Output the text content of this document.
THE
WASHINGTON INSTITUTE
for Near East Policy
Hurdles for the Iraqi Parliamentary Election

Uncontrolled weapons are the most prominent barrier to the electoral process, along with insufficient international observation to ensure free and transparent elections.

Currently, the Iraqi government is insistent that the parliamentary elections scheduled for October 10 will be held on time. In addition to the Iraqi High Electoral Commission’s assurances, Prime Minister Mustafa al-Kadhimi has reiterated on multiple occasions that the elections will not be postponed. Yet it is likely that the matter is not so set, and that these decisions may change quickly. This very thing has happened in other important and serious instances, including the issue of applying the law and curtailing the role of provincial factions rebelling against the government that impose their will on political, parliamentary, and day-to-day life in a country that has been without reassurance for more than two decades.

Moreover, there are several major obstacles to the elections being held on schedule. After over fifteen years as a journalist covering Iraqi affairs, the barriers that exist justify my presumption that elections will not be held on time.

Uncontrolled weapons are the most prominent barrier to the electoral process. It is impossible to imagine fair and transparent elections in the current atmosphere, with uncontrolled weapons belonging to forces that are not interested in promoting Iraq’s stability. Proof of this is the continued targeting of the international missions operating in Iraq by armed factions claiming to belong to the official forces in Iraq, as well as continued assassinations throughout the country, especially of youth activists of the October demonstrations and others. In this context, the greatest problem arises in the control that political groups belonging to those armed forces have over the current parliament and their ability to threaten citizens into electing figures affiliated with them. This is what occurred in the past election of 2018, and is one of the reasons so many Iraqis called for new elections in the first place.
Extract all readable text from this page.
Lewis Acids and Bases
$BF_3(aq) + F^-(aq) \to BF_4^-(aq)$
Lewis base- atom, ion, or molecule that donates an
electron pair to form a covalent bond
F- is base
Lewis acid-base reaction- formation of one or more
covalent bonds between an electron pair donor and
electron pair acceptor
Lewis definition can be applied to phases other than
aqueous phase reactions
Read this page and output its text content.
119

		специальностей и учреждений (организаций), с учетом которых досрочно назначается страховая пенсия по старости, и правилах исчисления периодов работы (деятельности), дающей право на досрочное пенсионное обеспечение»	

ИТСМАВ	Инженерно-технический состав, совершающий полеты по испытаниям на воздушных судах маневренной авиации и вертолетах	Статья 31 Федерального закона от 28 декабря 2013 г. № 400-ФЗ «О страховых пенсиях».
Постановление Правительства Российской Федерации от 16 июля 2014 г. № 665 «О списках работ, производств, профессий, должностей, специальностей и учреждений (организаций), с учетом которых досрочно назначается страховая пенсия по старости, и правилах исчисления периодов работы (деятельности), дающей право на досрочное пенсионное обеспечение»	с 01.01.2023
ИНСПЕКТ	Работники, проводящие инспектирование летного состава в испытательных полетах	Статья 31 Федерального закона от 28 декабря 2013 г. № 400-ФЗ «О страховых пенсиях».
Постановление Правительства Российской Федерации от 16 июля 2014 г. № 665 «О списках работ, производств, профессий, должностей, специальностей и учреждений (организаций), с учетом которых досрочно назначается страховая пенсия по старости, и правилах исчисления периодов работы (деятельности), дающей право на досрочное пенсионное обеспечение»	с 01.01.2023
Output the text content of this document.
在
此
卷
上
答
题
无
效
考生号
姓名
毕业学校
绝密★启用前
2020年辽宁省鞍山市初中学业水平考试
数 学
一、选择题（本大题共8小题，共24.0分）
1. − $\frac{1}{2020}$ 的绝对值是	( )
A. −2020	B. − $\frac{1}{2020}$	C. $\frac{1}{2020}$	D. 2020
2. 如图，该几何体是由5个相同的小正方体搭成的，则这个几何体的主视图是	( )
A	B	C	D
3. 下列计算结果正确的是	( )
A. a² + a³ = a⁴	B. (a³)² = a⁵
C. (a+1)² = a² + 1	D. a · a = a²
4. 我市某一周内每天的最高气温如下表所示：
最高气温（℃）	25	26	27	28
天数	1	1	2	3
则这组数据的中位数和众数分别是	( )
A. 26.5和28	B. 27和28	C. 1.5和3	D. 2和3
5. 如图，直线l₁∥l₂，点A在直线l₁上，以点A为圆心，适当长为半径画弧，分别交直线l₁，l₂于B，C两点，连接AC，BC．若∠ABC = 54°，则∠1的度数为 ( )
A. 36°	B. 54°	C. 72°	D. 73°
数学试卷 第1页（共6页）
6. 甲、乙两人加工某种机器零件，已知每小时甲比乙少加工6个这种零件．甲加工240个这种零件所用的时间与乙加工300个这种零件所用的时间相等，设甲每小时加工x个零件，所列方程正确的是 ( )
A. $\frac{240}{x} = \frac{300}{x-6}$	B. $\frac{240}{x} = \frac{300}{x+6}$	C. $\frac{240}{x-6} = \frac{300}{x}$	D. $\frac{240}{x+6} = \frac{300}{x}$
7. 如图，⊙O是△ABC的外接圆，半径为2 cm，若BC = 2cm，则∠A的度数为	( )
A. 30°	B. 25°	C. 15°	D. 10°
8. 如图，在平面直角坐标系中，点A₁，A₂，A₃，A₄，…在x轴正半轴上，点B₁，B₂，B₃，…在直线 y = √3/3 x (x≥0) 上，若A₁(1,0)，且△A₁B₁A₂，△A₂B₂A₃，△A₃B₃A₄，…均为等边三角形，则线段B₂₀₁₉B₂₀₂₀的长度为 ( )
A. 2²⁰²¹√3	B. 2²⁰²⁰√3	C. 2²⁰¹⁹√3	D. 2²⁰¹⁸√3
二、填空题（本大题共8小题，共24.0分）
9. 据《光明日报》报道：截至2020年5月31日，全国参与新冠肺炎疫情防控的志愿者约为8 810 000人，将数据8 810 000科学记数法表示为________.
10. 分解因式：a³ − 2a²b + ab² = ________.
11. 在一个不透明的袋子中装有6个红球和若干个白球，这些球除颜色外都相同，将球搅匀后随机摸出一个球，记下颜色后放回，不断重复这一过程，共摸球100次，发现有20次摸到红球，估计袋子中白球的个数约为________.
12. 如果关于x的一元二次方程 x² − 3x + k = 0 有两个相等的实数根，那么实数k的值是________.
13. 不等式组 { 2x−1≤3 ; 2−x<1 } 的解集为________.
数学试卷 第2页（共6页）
+ + + +
▶ _The request_: Reproduce the material in full, with no word added or dropped.

▶ _Output of the exercise_:
Output the text content of this document.
THE
WASHINGTON INSTITUTE
for Near East Policy
Hurdles for the Iraqi Parliamentary Election

Uncontrolled weapons are the most prominent barrier to the electoral process, along with insufficient international observation to ensure free and transparent elections.

Currently, the Iraqi government is insistent that the parliamentary elections scheduled for October 10 will be held on time. In addition to the Iraqi High Electoral Commission’s assurances, Prime Minister Mustafa al-Kadhimi has reiterated on multiple occasions that the elections will not be postponed. Yet it is likely that the matter is not so set, and that these decisions may change quickly. This very thing has happened in other important and serious instances, including the issue of applying the law and curtailing the role of provincial factions rebelling against the government that impose their will on political, parliamentary, and day-to-day life in a country that has been without reassurance for more than two decades.

Moreover, there are several major obstacles to the elections being held on schedule. After over fifteen years as a journalist covering Iraqi affairs, the barriers that exist justify my presumption that elections will not be held on time.

Uncontrolled weapons are the most prominent barrier to the electoral process. It is impossible to imagine fair and transparent elections in the current atmosphere, with uncontrolled weapons belonging to forces that are not interested in promoting Iraq’s stability. Proof of this is the continued targeting of the international missions operating in Iraq by armed factions claiming to belong to the official forces in Iraq, as well as continued assassinations throughout the country, especially of youth activists of the October demonstrations and others. In this context, the greatest problem arises in the control that political groups belonging to those armed forces have over the current parliament and their ability to threaten citizens into electing figures affiliated with them. This is what occurred in the past election of 2018, and is one of the reasons so many Iraqis called for new elections in the first place.
Extract all readable text from this page.
Lewis Acids and Bases
$BF_3(aq) + F^-(aq) \to BF_4^-(aq)$
Lewis base- atom, ion, or molecule that donates an
electron pair to form a covalent bond
F- is base
Lewis acid-base reaction- formation of one or more
covalent bonds between an electron pair donor and
electron pair acceptor
Lewis definition can be applied to phases other than
aqueous phase reactions
Read this page and output its text content.
119

		специальностей и учреждений (организаций), с учетом которых досрочно назначается страховая пенсия по старости, и правилах исчисления периодов работы (деятельности), дающей право на досрочное пенсионное обеспечение»	

ИТСМАВ	Инженерно-технический состав, совершающий полеты по испытаниям на воздушных судах маневренной авиации и вертолетах	Статья 31 Федерального закона от 28 декабря 2013 г. № 400-ФЗ «О страховых пенсиях».
Постановление Правительства Российской Федерации от 16 июля 2014 г. № 665 «О списках работ, производств, профессий, должностей, специальностей и учреждений (организаций), с учетом которых досрочно назначается страховая пенсия по старости, и правилах исчисления периодов работы (деятельности), дающей право на досрочное пенсионное обеспечение»	с 01.01.2023
ИНСПЕКТ	Работники, проводящие инспектирование летного состава в испытательных полетах	Статья 31 Федерального закона от 28 декабря 2013 г. № 400-ФЗ «О страховых пенсиях».
Постановление Правительства Российской Федерации от 16 июля 2014 г. № 665 «О списках работ, производств, профессий, должностей, специальностей и учреждений (организаций), с учетом которых досрочно назначается страховая пенсия по старости, и правилах исчисления периодов работы (деятельности), дающей право на досрочное пенсионное обеспечение»	с 01.01.2023
Output the text content of this document.
在
此
卷
上
答
题
无
效
考生号
姓名
毕业学校
绝密★启用前
2020年辽宁省鞍山市初中学业水平考试
数 学
一、选择题（本大题共8小题，共24.0分）
1. − $\frac{1}{2020}$ 的绝对值是	( )
A. −2020	B. − $\frac{1}{2020}$	C. $\frac{1}{2020}$	D. 2020
2. 如图，该几何体是由5个相同的小正方体搭成的，则这个几何体的主视图是	( )
A	B	C	D
3. 下列计算结果正确的是	( )
A. a² + a³ = a⁴	B. (a³)² = a⁵
C. (a+1)² = a² + 1	D. a · a = a²
4. 我市某一周内每天的最高气温如下表所示：
最高气温（℃）	25	26	27	28
天数	1	1	2	3
则这组数据的中位数和众数分别是	( )
A. 26.5和28	B. 27和28	C. 1.5和3	D. 2和3
5. 如图，直线l₁∥l₂，点A在直线l₁上，以点A为圆心，适当长为半径画弧，分别交直线l₁，l₂于B，C两点，连接AC，BC．若∠ABC = 54°，则∠1的度数为 ( )
A. 36°	B. 54°	C. 72°	D. 73°
数学试卷 第1页（共6页）
6. 甲、乙两人加工某种机器零件，已知每小时甲比乙少加工6个这种零件．甲加工240个这种零件所用的时间与乙加工300个这种零件所用的时间相等，设甲每小时加工x个零件，所列方程正确的是 ( )
A. $\frac{240}{x} = \frac{300}{x-6}$	B. $\frac{240}{x} = \frac{300}{x+6}$	C. $\frac{240}{x-6} = \frac{300}{x}$	D. $\frac{240}{x+6} = \frac{300}{x}$
7. 如图，⊙O是△ABC的外接圆，半径为2 cm，若BC = 2cm，则∠A的度数为	( )
A. 30°	B. 25°	C. 15°	D. 10°
8. 如图，在平面直角坐标系中，点A₁，A₂，A₃，A₄，…在x轴正半轴上，点B₁，B₂，B₃，…在直线 y = √3/3 x (x≥0) 上，若A₁(1,0)，且△A₁B₁A₂，△A₂B₂A₃，△A₃B₃A₄，…均为等边三角形，则线段B₂₀₁₉B₂₀₂₀的长度为 ( )
A. 2²⁰²¹√3	B. 2²⁰²⁰√3	C. 2²⁰¹⁹√3	D. 2²⁰¹⁸√3
二、填空题（本大题共8小题，共24.0分）
9. 据《光明日报》报道：截至2020年5月31日，全国参与新冠肺炎疫情防控的志愿者约为8 810 000人，将数据8 810 000科学记数法表示为________.
10. 分解因式：a³ − 2a²b + ab² = ________.
11. 在一个不透明的袋子中装有6个红球和若干个白球，这些球除颜色外都相同，将球搅匀后随机摸出一个球，记下颜色后放回，不断重复这一过程，共摸球100次，发现有20次摸到红球，估计袋子中白球的个数约为________.
12. 如果关于x的一元二次方程 x² − 3x + k = 0 有两个相等的实数根，那么实数k的值是________.
13. 不等式组 { 2x−1≤3 ; 2−x<1 } 的解集为________.
数学试卷 第2页（共6页）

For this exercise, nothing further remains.